▶ **RECORDS**:

══════

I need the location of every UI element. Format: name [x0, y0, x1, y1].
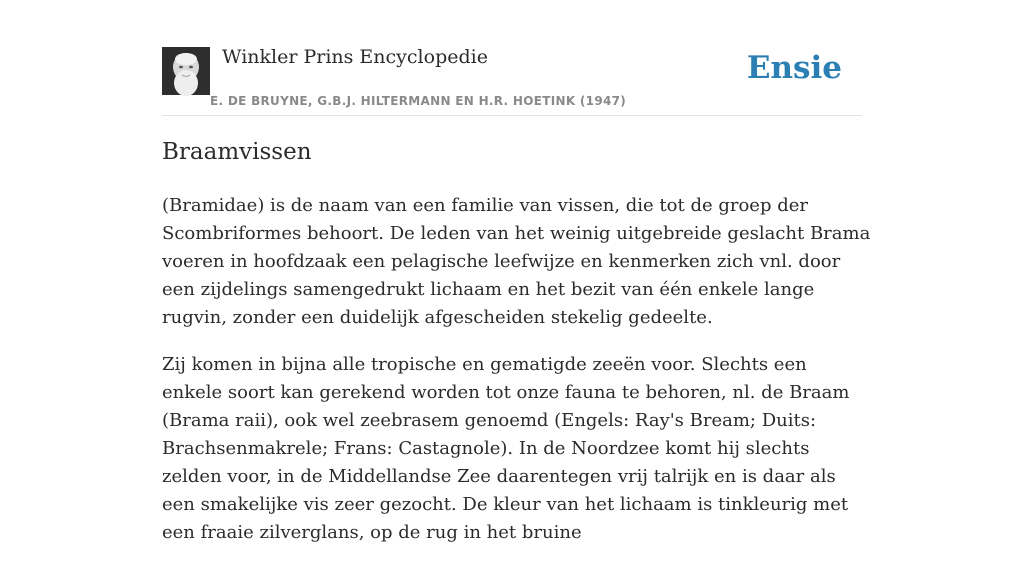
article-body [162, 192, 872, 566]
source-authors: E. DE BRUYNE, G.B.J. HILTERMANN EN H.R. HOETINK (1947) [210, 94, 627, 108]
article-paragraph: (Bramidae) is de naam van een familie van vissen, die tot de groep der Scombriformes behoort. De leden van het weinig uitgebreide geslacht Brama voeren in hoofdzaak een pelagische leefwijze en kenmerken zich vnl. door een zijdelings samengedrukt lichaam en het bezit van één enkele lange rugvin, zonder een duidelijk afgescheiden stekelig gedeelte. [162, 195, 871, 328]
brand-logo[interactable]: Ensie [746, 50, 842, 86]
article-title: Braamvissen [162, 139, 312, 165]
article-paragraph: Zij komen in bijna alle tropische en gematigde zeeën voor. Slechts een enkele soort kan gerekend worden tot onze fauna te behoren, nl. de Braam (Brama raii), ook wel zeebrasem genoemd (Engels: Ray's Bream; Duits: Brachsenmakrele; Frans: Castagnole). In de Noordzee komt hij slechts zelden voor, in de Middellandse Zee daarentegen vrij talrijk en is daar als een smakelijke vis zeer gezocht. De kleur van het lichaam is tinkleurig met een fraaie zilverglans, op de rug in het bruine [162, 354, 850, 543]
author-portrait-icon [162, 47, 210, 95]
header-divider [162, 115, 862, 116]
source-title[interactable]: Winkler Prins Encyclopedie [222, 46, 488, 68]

══════

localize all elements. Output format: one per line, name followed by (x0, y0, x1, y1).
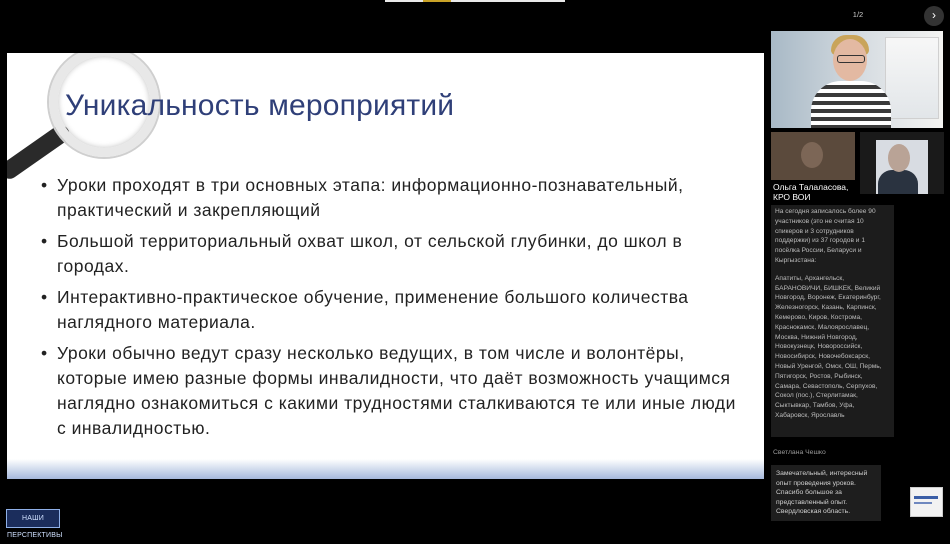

══════

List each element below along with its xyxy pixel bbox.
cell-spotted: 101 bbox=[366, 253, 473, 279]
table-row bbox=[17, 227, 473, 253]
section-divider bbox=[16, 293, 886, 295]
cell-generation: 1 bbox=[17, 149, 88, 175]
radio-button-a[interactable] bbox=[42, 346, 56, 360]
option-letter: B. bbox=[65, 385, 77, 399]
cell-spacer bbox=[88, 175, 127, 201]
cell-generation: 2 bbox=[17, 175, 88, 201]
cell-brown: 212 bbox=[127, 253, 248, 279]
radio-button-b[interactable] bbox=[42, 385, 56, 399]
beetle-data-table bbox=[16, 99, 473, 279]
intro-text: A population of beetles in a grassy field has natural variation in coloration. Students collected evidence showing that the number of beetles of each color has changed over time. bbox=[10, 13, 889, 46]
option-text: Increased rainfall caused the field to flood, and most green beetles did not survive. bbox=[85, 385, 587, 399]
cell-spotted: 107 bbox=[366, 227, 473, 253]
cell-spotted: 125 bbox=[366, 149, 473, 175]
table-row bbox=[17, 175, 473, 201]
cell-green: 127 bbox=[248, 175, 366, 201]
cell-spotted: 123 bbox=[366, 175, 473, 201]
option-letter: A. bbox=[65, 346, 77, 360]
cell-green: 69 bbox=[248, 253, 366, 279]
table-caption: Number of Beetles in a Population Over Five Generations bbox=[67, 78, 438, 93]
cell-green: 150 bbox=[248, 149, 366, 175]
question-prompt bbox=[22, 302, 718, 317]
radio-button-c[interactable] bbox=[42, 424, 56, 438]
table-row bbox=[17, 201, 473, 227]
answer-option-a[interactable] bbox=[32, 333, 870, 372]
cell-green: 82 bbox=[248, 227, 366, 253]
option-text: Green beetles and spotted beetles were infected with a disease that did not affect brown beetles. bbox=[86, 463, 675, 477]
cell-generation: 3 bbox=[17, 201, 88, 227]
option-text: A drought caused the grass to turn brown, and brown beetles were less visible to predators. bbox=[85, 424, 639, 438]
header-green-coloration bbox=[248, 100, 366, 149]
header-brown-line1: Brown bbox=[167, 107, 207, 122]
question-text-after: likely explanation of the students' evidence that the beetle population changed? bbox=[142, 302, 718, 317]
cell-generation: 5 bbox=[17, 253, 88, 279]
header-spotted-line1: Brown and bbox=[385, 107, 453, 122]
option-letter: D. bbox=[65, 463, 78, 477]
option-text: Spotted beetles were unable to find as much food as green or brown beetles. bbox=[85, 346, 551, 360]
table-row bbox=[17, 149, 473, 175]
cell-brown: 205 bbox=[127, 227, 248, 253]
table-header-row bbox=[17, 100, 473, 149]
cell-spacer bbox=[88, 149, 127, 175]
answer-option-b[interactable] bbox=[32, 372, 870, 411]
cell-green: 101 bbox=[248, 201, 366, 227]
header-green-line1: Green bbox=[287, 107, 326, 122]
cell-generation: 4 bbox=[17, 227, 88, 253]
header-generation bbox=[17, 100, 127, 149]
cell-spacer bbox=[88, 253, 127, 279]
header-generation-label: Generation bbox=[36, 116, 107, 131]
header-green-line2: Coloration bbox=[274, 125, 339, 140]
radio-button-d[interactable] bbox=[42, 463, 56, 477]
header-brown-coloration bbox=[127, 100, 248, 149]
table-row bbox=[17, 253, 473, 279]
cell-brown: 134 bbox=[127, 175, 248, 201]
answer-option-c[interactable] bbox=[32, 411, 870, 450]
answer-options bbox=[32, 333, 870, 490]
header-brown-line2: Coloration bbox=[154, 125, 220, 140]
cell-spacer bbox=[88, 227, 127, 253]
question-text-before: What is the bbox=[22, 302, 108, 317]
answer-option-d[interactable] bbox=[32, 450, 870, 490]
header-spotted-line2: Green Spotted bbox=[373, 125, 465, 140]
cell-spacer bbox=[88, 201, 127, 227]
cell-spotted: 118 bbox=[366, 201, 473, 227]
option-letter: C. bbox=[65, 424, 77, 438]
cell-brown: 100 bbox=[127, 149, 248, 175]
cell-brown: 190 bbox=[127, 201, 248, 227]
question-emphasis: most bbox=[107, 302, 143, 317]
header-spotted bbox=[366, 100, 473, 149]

══════

▶ **STATED PROBLEM**: Print, character for character, the lines of the material from the line containing "List each element" through the line containing "cell-green: 127 bbox=[248, 175, 366, 201]", including both of those lines.

▶ **REPLY**:
List each element below along with its xyxy pixel bbox.
cell-spotted: 101 bbox=[366, 253, 473, 279]
table-row bbox=[17, 227, 473, 253]
section-divider bbox=[16, 293, 886, 295]
cell-generation: 1 bbox=[17, 149, 88, 175]
radio-button-a[interactable] bbox=[42, 346, 56, 360]
option-letter: B. bbox=[65, 385, 77, 399]
cell-spacer bbox=[88, 175, 127, 201]
cell-generation: 2 bbox=[17, 175, 88, 201]
cell-brown: 212 bbox=[127, 253, 248, 279]
radio-button-b[interactable] bbox=[42, 385, 56, 399]
beetle-data-table bbox=[16, 99, 473, 279]
intro-text: A population of beetles in a grassy field has natural variation in coloration. Students collected evidence showing that the number of beetles of each color has changed over time. bbox=[10, 13, 889, 46]
option-text: Increased rainfall caused the field to flood, and most green beetles did not survive. bbox=[85, 385, 587, 399]
cell-spotted: 107 bbox=[366, 227, 473, 253]
cell-spotted: 125 bbox=[366, 149, 473, 175]
table-row bbox=[17, 175, 473, 201]
cell-green: 127 bbox=[248, 175, 366, 201]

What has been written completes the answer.